*DATA TO PROCESS*.
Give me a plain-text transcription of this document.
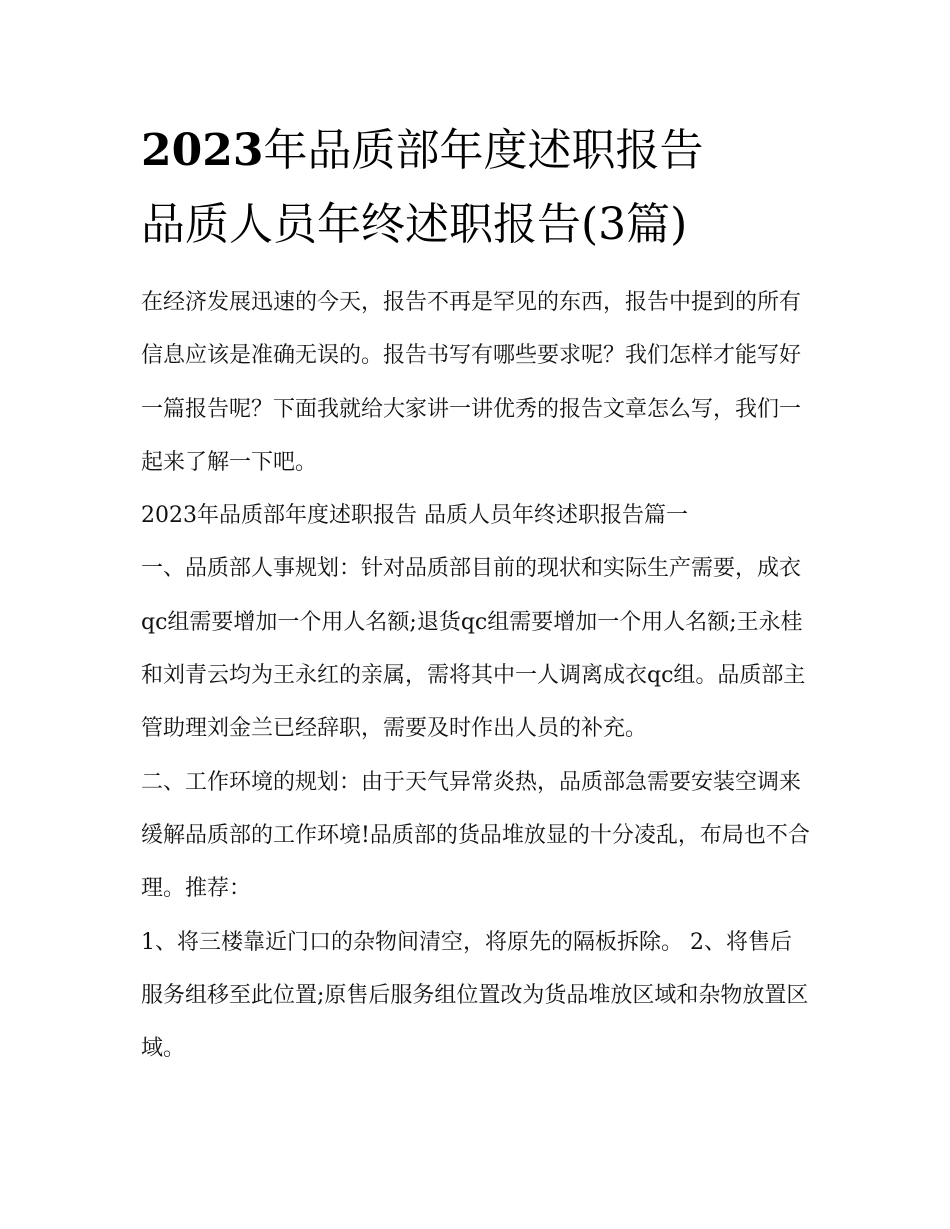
2023年品质部年度述职报告
品质人员年终述职报告(3篇)

在经济发展迅速的今天，报告不再是罕见的东西，报告中提到的所有信息应该是准确无误的。报告书写有哪些要求呢？我们怎样才能写好一篇报告呢？下面我就给大家讲一讲优秀的报告文章怎么写，我们一起来了解一下吧。

2023年品质部年度述职报告 品质人员年终述职报告篇一

一、品质部人事规划：针对品质部目前的现状和实际生产需要，成衣qc组需要增加一个用人名额;退货qc组需要增加一个用人名额;王永桂和刘青云均为王永红的亲属，需将其中一人调离成衣qc组。品质部主管助理刘金兰已经辞职，需要及时作出人员的补充。

二、工作环境的规划：由于天气异常炎热，品质部急需要安装空调来缓解品质部的工作环境!品质部的货品堆放显的十分凌乱，布局也不合理。推荐：

1、将三楼靠近门口的杂物间清空，将原先的隔板拆除。 2、将售后服务组移至此位置;原售后服务组位置改为货品堆放区域和杂物放置区域。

*WORK TO DO*. Produce an exact copy of each line of data, skipping embedded images.

*EXERCISE OUTPUT*.
Give me a plain-text transcription of this document.
2023年品质部年度述职报告
品质人员年终述职报告(3篇)

在经济发展迅速的今天，报告不再是罕见的东西，报告中提到的所有信息应该是准确无误的。报告书写有哪些要求呢？我们怎样才能写好一篇报告呢？下面我就给大家讲一讲优秀的报告文章怎么写，我们一起来了解一下吧。

2023年品质部年度述职报告 品质人员年终述职报告篇一

一、品质部人事规划：针对品质部目前的现状和实际生产需要，成衣qc组需要增加一个用人名额;退货qc组需要增加一个用人名额;王永桂和刘青云均为王永红的亲属，需将其中一人调离成衣qc组。品质部主管助理刘金兰已经辞职，需要及时作出人员的补充。

二、工作环境的规划：由于天气异常炎热，品质部急需要安装空调来缓解品质部的工作环境!品质部的货品堆放显的十分凌乱，布局也不合理。推荐：

1、将三楼靠近门口的杂物间清空，将原先的隔板拆除。 2、将售后服务组移至此位置;原售后服务组位置改为货品堆放区域和杂物放置区域。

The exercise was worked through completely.